Problem requirements — Lines containing the word "Этикетки" are the ones to copy from the records below.

## start The input

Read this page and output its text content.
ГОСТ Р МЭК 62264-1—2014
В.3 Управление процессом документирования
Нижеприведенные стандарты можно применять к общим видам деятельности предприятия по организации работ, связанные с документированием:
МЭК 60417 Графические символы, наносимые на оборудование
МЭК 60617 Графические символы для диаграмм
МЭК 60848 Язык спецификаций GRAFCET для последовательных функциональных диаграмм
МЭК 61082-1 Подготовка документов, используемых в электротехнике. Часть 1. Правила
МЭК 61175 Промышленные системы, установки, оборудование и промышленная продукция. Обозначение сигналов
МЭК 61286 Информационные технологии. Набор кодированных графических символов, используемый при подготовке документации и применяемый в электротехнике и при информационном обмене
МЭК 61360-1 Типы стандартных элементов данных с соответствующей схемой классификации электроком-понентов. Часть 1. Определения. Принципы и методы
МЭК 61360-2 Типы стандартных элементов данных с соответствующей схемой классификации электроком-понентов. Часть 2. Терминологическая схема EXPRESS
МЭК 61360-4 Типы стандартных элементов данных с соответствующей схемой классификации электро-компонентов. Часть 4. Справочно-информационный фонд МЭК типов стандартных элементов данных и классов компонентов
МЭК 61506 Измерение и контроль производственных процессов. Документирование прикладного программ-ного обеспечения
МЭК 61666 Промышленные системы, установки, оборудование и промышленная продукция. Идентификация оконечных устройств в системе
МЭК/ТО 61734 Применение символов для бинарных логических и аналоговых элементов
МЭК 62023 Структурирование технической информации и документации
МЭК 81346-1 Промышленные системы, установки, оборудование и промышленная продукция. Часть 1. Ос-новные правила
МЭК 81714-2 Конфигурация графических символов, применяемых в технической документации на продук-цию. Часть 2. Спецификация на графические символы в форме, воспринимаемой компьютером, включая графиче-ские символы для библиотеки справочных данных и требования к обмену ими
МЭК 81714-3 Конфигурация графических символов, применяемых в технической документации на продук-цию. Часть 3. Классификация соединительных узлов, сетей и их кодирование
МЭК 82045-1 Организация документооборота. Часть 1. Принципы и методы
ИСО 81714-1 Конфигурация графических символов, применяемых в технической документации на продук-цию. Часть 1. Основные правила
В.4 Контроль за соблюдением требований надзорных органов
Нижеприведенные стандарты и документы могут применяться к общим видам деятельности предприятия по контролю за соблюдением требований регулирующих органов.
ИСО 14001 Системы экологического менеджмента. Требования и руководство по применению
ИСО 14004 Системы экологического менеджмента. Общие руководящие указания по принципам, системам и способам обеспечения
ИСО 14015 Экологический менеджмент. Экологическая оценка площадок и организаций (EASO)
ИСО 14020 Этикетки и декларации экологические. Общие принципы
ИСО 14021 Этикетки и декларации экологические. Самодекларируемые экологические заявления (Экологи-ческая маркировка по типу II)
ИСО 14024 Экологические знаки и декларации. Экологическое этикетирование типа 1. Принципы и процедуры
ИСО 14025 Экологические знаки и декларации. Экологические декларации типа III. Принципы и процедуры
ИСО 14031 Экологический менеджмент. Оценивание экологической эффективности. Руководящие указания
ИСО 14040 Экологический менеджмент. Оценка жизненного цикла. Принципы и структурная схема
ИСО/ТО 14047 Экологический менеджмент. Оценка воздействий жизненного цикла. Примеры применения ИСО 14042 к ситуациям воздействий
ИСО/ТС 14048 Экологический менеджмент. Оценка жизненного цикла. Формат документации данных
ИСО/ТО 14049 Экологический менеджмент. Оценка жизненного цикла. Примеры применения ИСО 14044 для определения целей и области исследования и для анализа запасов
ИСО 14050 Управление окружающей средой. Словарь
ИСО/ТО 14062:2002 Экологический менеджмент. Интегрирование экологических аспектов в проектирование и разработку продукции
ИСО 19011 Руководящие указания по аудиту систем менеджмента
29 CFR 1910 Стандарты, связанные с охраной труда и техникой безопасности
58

## end The input
## start The input

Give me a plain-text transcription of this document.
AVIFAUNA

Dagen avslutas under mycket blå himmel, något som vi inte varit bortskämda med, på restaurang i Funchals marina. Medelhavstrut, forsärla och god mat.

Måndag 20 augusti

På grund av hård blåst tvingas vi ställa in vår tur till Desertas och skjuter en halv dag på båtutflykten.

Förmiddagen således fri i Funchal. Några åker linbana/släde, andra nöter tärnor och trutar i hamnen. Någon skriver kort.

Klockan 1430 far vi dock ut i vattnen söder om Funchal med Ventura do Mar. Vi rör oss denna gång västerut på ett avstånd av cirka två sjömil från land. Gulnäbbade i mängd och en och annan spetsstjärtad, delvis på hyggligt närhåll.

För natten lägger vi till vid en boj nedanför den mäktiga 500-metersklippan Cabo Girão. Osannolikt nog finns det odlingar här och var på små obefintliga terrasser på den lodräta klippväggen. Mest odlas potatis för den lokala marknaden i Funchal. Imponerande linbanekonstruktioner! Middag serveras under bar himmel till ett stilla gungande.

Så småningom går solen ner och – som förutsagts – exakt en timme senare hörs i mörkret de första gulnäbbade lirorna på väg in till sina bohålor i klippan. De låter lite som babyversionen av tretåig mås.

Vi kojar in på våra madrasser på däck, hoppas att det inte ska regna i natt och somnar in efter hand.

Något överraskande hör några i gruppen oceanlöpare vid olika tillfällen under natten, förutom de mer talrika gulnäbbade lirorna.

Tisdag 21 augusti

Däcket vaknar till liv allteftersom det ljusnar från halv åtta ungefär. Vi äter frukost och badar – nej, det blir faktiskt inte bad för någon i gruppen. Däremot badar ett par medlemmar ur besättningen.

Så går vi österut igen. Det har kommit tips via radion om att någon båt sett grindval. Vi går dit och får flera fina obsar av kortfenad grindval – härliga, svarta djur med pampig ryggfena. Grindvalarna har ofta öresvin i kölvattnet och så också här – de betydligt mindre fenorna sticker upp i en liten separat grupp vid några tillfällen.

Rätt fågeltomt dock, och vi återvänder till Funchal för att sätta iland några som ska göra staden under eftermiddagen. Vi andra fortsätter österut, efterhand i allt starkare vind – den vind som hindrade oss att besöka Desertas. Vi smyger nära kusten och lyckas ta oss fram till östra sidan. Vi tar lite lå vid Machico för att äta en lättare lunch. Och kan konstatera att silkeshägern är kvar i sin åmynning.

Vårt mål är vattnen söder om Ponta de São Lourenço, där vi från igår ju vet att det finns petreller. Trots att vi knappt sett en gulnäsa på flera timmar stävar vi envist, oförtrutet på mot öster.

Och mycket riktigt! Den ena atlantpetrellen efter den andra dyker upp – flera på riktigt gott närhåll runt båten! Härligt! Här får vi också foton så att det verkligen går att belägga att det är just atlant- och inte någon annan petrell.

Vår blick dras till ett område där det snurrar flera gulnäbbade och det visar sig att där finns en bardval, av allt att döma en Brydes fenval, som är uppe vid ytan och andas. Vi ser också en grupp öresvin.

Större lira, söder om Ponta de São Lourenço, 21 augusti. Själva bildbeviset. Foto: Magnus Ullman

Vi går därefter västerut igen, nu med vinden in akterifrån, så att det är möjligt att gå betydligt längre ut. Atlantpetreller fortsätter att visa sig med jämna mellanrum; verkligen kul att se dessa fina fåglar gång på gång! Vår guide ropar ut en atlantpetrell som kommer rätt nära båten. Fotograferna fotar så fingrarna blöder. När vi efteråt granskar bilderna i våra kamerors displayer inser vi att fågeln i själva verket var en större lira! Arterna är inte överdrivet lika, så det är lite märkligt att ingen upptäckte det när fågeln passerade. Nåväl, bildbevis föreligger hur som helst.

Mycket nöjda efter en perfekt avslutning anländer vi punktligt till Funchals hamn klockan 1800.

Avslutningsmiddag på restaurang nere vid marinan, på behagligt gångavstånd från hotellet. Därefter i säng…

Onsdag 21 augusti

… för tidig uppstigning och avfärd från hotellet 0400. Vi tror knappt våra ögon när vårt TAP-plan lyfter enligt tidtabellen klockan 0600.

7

## end The input

Exercise solution —
ИСО 14020 Этикетки и декларации экологические. Общие принципы
ИСО 14021 Этикетки и декларации экологические. Самодекларируемые экологические заявления (Экологи-ческая маркировка по типу II)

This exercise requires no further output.